[Start]
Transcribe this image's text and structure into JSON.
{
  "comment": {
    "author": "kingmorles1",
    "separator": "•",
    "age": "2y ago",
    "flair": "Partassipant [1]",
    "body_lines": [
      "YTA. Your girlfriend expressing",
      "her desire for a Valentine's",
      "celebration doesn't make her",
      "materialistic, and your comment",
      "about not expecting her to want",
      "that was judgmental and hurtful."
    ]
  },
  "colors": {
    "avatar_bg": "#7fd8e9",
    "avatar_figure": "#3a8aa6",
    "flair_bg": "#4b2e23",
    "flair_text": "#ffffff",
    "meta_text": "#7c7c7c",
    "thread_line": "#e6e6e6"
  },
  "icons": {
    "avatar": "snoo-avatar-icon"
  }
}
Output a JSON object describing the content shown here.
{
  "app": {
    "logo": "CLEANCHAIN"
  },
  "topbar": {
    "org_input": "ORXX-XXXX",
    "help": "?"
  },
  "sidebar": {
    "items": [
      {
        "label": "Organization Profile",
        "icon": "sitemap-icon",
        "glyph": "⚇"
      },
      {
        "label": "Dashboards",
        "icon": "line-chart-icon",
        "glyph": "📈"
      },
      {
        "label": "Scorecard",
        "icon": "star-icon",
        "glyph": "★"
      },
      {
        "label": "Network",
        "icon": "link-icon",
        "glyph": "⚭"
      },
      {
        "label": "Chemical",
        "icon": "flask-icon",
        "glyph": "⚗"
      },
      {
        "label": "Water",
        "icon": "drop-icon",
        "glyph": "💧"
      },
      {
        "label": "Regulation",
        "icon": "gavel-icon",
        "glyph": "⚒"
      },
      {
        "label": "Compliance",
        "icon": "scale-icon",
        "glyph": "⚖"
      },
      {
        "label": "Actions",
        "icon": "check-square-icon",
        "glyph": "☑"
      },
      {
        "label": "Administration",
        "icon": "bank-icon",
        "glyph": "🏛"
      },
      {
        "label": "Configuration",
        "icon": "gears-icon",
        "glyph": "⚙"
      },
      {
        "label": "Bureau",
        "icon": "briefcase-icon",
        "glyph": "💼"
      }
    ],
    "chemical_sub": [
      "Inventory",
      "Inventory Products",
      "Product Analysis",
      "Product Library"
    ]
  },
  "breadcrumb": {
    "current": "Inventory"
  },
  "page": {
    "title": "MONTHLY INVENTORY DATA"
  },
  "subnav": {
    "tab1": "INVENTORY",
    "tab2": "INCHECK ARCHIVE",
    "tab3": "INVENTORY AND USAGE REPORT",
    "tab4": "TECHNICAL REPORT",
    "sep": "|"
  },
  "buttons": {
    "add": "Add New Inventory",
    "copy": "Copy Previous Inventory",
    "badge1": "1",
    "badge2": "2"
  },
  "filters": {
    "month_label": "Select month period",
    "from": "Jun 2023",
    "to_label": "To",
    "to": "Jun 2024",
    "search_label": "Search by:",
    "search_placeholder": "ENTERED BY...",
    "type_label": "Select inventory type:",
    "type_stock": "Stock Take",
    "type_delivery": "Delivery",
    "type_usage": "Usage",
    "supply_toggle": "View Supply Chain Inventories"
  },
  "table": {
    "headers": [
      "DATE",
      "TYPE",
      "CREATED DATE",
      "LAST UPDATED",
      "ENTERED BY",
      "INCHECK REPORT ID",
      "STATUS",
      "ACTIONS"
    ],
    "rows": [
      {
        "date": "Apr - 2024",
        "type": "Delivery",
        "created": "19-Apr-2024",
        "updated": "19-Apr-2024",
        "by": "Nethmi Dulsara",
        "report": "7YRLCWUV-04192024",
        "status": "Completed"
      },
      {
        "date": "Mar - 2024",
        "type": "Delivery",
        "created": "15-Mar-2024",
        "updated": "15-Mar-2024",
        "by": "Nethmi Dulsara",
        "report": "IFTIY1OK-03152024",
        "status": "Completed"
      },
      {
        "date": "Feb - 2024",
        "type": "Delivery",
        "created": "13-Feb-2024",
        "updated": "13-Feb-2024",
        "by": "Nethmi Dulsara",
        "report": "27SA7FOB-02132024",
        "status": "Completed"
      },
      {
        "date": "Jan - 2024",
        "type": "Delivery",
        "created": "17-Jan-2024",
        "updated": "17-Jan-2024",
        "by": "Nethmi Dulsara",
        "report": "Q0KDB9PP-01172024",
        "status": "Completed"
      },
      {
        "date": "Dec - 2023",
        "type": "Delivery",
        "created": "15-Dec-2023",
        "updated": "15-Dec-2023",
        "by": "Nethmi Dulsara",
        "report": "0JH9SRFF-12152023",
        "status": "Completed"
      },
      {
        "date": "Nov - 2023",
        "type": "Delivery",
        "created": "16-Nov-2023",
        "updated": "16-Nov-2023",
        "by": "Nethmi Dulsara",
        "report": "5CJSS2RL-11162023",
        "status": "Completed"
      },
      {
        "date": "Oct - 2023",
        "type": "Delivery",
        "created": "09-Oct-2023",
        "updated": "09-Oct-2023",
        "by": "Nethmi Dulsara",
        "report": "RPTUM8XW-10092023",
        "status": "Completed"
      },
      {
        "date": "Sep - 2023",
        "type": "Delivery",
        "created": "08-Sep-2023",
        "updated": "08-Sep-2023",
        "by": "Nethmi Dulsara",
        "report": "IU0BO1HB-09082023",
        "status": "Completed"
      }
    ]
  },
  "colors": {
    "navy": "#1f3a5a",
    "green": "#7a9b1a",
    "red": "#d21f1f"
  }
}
[End]
[What you have to do]
Copy each line from the data above that includes "glyph".

[In response]
        "glyph": "⚇"
        "glyph": "📈"
        "glyph": "★"
        "glyph": "⚭"
        "glyph": "⚗"
        "glyph": "💧"
        "glyph": "⚒"
        "glyph": "⚖"
        "glyph": "☑"
        "glyph": "🏛"
        "glyph": "⚙"
        "glyph": "💼"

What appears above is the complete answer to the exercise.